Collected data
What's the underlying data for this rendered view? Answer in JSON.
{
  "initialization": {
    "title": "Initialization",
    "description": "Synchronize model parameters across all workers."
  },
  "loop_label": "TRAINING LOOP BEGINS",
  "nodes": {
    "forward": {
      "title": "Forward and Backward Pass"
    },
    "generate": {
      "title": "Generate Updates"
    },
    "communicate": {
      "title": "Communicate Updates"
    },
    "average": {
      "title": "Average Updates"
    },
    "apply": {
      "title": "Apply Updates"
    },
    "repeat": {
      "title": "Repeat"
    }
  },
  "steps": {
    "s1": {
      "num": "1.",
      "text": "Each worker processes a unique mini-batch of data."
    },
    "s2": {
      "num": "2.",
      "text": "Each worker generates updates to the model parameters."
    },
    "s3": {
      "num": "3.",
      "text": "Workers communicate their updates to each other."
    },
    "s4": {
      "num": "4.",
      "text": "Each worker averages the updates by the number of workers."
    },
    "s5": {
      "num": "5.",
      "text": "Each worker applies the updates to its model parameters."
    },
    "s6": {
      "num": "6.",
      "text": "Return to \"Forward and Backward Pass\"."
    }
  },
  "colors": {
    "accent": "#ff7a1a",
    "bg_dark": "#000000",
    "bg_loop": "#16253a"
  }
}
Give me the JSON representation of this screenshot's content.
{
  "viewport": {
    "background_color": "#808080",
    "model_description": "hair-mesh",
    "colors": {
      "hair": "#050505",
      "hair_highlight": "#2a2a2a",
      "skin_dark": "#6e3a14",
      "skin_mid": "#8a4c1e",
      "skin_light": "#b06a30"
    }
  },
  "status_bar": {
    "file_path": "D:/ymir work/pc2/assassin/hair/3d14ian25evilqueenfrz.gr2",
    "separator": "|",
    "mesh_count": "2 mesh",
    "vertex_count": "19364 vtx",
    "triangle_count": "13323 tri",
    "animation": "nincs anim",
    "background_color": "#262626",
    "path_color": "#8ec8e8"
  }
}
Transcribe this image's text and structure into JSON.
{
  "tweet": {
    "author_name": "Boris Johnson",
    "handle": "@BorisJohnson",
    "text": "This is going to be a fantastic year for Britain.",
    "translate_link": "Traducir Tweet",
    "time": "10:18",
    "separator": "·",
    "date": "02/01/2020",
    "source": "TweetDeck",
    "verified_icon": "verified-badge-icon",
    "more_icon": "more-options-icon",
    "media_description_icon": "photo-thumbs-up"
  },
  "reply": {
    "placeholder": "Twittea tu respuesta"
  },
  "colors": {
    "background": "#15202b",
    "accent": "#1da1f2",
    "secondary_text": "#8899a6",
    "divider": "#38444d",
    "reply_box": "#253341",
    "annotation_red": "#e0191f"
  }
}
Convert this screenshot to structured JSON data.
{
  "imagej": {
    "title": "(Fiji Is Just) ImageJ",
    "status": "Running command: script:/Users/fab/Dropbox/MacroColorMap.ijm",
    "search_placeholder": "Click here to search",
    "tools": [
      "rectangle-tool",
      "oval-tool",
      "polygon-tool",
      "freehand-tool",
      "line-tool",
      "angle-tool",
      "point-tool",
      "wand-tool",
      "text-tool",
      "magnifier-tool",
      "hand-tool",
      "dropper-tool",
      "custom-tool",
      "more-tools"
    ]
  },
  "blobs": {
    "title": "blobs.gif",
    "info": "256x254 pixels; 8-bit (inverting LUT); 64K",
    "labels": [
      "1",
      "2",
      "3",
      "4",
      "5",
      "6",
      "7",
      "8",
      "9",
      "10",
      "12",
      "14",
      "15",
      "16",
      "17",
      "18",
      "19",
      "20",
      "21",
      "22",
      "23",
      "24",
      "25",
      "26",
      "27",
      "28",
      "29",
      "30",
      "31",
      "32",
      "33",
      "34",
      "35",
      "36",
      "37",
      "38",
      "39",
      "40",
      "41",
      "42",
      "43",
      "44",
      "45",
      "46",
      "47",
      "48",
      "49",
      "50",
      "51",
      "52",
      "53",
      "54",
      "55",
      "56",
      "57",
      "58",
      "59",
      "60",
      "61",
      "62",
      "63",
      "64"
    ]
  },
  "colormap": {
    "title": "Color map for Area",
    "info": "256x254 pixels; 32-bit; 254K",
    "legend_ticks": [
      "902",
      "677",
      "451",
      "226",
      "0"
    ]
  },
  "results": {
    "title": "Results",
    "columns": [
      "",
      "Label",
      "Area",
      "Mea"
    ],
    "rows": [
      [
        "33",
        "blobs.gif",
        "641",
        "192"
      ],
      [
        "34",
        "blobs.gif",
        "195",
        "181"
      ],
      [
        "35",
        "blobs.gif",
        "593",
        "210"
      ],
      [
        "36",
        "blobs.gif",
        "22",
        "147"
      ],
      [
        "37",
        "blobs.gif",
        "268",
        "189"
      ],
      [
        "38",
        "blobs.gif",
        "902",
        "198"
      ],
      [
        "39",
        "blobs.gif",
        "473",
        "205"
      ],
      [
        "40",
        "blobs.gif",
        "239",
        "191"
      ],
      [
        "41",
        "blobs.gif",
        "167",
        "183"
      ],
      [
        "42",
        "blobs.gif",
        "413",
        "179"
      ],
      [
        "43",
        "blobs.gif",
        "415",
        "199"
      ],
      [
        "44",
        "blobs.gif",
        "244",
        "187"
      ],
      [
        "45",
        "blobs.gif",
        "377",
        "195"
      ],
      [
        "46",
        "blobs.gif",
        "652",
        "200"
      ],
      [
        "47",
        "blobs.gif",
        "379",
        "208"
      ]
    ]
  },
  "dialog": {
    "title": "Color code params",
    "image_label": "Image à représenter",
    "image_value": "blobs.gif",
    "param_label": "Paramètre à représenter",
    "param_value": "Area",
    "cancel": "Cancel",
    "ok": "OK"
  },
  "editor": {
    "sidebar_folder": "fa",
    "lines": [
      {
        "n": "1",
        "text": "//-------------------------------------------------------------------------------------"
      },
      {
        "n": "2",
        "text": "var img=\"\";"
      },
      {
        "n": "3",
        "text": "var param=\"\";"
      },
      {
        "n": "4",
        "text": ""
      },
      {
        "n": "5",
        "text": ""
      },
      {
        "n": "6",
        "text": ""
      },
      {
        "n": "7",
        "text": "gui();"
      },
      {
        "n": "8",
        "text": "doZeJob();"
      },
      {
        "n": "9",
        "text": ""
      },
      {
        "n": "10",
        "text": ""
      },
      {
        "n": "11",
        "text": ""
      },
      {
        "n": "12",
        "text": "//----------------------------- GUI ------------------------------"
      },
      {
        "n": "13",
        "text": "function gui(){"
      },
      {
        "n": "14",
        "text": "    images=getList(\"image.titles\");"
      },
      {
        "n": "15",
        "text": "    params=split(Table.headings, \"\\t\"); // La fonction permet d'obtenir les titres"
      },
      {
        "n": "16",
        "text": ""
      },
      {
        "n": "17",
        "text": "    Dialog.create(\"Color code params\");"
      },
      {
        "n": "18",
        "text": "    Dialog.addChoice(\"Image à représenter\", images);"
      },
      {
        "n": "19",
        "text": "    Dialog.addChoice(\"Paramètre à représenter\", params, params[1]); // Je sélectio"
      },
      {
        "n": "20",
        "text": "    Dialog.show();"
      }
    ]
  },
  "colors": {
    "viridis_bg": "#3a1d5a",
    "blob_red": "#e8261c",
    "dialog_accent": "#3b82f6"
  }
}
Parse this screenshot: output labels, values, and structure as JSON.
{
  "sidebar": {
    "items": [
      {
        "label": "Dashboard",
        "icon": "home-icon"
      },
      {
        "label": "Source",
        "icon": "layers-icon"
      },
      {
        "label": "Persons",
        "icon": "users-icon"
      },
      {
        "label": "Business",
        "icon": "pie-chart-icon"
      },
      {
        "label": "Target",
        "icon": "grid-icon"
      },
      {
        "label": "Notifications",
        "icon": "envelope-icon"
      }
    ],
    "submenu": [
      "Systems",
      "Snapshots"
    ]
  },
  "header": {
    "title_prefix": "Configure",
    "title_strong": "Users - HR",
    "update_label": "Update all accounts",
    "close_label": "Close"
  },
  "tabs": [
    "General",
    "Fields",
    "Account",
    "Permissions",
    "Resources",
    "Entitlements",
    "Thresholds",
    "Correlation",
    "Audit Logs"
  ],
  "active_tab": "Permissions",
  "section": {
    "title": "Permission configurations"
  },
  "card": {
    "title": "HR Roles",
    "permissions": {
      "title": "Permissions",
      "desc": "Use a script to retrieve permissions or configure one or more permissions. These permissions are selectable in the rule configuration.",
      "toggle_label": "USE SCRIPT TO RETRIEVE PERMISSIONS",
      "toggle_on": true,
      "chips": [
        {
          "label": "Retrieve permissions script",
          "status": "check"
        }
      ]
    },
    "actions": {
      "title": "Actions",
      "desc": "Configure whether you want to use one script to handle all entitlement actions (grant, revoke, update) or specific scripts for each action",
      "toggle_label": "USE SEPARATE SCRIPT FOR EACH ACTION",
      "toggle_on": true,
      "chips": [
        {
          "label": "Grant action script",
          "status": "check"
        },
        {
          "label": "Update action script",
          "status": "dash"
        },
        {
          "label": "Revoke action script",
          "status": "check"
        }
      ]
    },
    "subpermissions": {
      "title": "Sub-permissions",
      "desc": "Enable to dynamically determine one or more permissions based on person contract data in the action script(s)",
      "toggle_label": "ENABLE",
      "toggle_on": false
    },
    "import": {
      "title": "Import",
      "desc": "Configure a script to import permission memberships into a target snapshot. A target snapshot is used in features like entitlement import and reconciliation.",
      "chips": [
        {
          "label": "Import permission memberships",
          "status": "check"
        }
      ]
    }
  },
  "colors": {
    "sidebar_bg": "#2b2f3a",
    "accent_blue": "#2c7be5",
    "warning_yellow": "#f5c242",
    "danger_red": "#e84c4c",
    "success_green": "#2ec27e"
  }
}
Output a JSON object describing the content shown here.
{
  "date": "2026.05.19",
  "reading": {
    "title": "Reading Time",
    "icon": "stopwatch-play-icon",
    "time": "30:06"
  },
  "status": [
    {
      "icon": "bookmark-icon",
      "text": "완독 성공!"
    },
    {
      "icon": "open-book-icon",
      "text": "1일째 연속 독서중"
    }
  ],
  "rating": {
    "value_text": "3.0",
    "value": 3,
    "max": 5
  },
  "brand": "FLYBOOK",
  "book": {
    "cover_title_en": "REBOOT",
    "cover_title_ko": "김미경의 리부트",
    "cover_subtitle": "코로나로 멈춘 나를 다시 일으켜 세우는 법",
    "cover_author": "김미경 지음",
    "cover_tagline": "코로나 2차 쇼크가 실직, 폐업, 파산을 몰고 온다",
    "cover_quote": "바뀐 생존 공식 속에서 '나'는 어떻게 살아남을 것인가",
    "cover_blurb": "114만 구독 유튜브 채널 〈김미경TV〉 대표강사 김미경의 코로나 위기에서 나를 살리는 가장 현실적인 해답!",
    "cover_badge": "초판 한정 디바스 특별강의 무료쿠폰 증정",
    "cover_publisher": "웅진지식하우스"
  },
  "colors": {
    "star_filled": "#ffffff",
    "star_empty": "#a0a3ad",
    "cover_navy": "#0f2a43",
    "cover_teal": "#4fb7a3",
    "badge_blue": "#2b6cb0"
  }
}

◆ EXERCISE OBJECTIVE
Your task is to transcribe the line containing "Output a JSON" and every line after it, through the last line of the data, exactly as written and with nothing more.

◆ SOLUTION TO THE PROBLEM
Output a JSON object describing the content shown here.
{
  "date": "2026.05.19",
  "reading": {
    "title": "Reading Time",
    "icon": "stopwatch-play-icon",
    "time": "30:06"
  },
  "status": [
    {
      "icon": "bookmark-icon",
      "text": "완독 성공!"
    },
    {
      "icon": "open-book-icon",
      "text": "1일째 연속 독서중"
    }
  ],
  "rating": {
    "value_text": "3.0",
    "value": 3,
    "max": 5
  },
  "brand": "FLYBOOK",
  "book": {
    "cover_title_en": "REBOOT",
    "cover_title_ko": "김미경의 리부트",
    "cover_subtitle": "코로나로 멈춘 나를 다시 일으켜 세우는 법",
    "cover_author": "김미경 지음",
    "cover_tagline": "코로나 2차 쇼크가 실직, 폐업, 파산을 몰고 온다",
    "cover_quote": "바뀐 생존 공식 속에서 '나'는 어떻게 살아남을 것인가",
    "cover_blurb": "114만 구독 유튜브 채널 〈김미경TV〉 대표강사 김미경의 코로나 위기에서 나를 살리는 가장 현실적인 해답!",
    "cover_badge": "초판 한정 디바스 특별강의 무료쿠폰 증정",
    "cover_publisher": "웅진지식하우스"
  },
  "colors": {
    "star_filled": "#ffffff",
    "star_empty": "#a0a3ad",
    "cover_navy": "#0f2a43",
    "cover_teal": "#4fb7a3",
    "badge_blue": "#2b6cb0"
  }
}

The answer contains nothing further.